Copy, in full, each line of the material that holds the word "raggiungere".

◆ INFORMATION PROVIDED ◆
◆ ◆ ◆ ◆ ◆
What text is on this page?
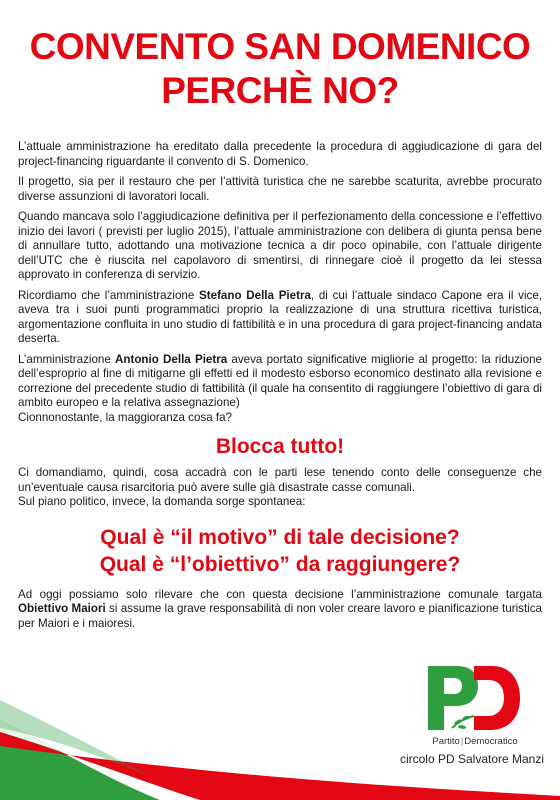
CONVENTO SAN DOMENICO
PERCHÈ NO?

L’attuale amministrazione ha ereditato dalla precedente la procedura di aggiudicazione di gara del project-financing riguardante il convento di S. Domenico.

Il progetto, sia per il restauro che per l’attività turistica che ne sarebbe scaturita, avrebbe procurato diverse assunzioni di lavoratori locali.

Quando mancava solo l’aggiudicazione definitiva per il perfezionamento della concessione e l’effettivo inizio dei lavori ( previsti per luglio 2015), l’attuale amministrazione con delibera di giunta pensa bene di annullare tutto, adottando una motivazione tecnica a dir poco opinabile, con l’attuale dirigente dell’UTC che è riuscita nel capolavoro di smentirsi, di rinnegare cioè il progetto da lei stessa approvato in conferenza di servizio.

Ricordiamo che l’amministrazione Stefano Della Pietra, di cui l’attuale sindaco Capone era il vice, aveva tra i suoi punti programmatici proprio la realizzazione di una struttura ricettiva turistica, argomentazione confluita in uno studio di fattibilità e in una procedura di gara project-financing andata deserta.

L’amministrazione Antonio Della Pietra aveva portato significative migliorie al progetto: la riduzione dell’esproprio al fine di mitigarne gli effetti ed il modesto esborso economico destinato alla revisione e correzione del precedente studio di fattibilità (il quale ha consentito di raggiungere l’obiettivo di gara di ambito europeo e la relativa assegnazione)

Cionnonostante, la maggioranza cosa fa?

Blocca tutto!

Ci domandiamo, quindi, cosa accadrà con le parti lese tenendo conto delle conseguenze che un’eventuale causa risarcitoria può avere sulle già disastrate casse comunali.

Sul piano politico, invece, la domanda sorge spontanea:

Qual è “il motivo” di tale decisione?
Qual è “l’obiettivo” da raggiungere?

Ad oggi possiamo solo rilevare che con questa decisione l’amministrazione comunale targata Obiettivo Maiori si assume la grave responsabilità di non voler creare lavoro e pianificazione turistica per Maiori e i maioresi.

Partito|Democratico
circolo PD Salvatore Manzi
◆ ◆ ◆ ◆ ◆
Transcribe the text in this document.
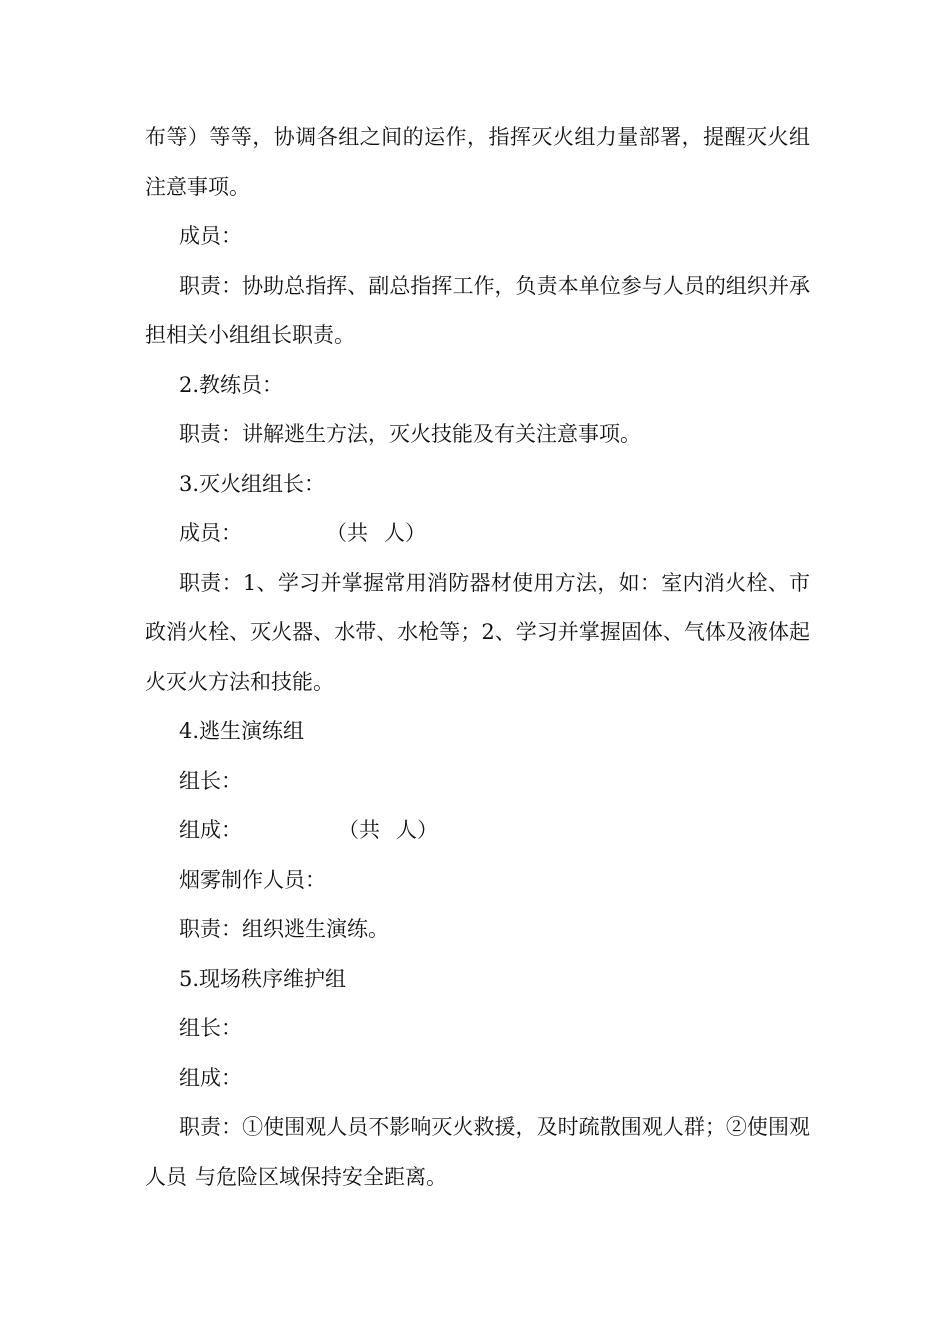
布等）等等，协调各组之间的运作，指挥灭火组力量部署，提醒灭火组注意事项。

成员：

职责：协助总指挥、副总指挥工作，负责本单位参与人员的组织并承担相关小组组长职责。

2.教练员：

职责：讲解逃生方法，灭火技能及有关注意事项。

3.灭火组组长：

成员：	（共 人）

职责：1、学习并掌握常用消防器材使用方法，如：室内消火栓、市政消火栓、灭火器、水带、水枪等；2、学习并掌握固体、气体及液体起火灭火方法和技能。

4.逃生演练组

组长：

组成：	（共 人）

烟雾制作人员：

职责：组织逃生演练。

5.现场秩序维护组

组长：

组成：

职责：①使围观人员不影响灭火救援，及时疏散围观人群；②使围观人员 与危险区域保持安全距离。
◆ ◆ ◆ ◆ ◆
◆ EXPECTED OUTPUT ◆
L’amministrazione Antonio Della Pietra aveva portato significative migliorie al progetto: la riduzione dell’esproprio al fine di mitigarne gli effetti ed il modesto esborso economico destinato alla revisione e correzione del precedente studio di fattibilità (il quale ha consentito di raggiungere l’obiettivo di gara di ambito europeo e la relativa assegnazione)
Qual è “l’obiettivo” da raggiungere?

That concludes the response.